Nothing in the records may be left out or altered; reproduce them all exactly.

Record list:
(begin)
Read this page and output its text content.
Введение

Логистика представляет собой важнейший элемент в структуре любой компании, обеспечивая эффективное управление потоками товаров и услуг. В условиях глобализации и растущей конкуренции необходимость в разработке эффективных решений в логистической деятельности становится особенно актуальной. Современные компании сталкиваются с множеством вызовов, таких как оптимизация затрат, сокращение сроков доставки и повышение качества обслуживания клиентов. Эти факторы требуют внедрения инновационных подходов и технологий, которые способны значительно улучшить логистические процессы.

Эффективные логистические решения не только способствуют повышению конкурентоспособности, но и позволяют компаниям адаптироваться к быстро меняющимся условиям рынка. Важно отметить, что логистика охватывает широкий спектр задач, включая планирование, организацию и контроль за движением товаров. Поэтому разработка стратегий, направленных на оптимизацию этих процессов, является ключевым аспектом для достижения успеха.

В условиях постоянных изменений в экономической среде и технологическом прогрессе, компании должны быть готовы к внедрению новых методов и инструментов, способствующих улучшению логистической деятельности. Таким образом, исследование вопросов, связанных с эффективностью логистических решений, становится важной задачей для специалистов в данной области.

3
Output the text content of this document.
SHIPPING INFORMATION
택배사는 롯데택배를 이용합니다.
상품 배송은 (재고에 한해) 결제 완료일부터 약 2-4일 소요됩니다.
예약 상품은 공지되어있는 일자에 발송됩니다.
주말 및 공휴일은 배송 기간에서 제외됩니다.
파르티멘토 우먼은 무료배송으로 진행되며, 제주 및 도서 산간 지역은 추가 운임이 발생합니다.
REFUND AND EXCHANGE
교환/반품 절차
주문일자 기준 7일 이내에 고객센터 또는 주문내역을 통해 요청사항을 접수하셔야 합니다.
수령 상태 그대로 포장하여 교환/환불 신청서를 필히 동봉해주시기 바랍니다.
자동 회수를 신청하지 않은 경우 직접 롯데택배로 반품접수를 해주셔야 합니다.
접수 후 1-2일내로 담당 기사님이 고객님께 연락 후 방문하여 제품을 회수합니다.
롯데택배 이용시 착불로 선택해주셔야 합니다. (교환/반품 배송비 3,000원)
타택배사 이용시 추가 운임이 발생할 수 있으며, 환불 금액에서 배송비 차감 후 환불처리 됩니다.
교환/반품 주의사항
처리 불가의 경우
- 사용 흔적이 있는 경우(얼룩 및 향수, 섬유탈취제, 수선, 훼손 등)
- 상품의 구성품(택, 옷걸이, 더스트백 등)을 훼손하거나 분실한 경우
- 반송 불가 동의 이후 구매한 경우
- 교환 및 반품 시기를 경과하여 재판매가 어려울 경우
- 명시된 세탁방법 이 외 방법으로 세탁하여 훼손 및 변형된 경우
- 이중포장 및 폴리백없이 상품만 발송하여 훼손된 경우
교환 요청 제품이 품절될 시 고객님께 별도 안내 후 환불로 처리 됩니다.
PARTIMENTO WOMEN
(end)
Task answer:
Read this page and output its text content.
Введение

Логистика представляет собой важнейший элемент в структуре любой компании, обеспечивая эффективное управление потоками товаров и услуг. В условиях глобализации и растущей конкуренции необходимость в разработке эффективных решений в логистической деятельности становится особенно актуальной. Современные компании сталкиваются с множеством вызовов, таких как оптимизация затрат, сокращение сроков доставки и повышение качества обслуживания клиентов. Эти факторы требуют внедрения инновационных подходов и технологий, которые способны значительно улучшить логистические процессы.

Эффективные логистические решения не только способствуют повышению конкурентоспособности, но и позволяют компаниям адаптироваться к быстро меняющимся условиям рынка. Важно отметить, что логистика охватывает широкий спектр задач, включая планирование, организацию и контроль за движением товаров. Поэтому разработка стратегий, направленных на оптимизацию этих процессов, является ключевым аспектом для достижения успеха.

В условиях постоянных изменений в экономической среде и технологическом прогрессе, компании должны быть готовы к внедрению новых методов и инструментов, способствующих улучшению логистической деятельности. Таким образом, исследование вопросов, связанных с эффективностью логистических решений, становится важной задачей для специалистов в данной области.

3
Output the text content of this document.
SHIPPING INFORMATION
택배사는 롯데택배를 이용합니다.
상품 배송은 (재고에 한해) 결제 완료일부터 약 2-4일 소요됩니다.
예약 상품은 공지되어있는 일자에 발송됩니다.
주말 및 공휴일은 배송 기간에서 제외됩니다.
파르티멘토 우먼은 무료배송으로 진행되며, 제주 및 도서 산간 지역은 추가 운임이 발생합니다.
REFUND AND EXCHANGE
교환/반품 절차
주문일자 기준 7일 이내에 고객센터 또는 주문내역을 통해 요청사항을 접수하셔야 합니다.
수령 상태 그대로 포장하여 교환/환불 신청서를 필히 동봉해주시기 바랍니다.
자동 회수를 신청하지 않은 경우 직접 롯데택배로 반품접수를 해주셔야 합니다.
접수 후 1-2일내로 담당 기사님이 고객님께 연락 후 방문하여 제품을 회수합니다.
롯데택배 이용시 착불로 선택해주셔야 합니다. (교환/반품 배송비 3,000원)
타택배사 이용시 추가 운임이 발생할 수 있으며, 환불 금액에서 배송비 차감 후 환불처리 됩니다.
교환/반품 주의사항
처리 불가의 경우
- 사용 흔적이 있는 경우(얼룩 및 향수, 섬유탈취제, 수선, 훼손 등)
- 상품의 구성품(택, 옷걸이, 더스트백 등)을 훼손하거나 분실한 경우
- 반송 불가 동의 이후 구매한 경우
- 교환 및 반품 시기를 경과하여 재판매가 어려울 경우
- 명시된 세탁방법 이 외 방법으로 세탁하여 훼손 및 변형된 경우
- 이중포장 및 폴리백없이 상품만 발송하여 훼손된 경우
교환 요청 제품이 품절될 시 고객님께 별도 안내 후 환불로 처리 됩니다.
PARTIMENTO WOMEN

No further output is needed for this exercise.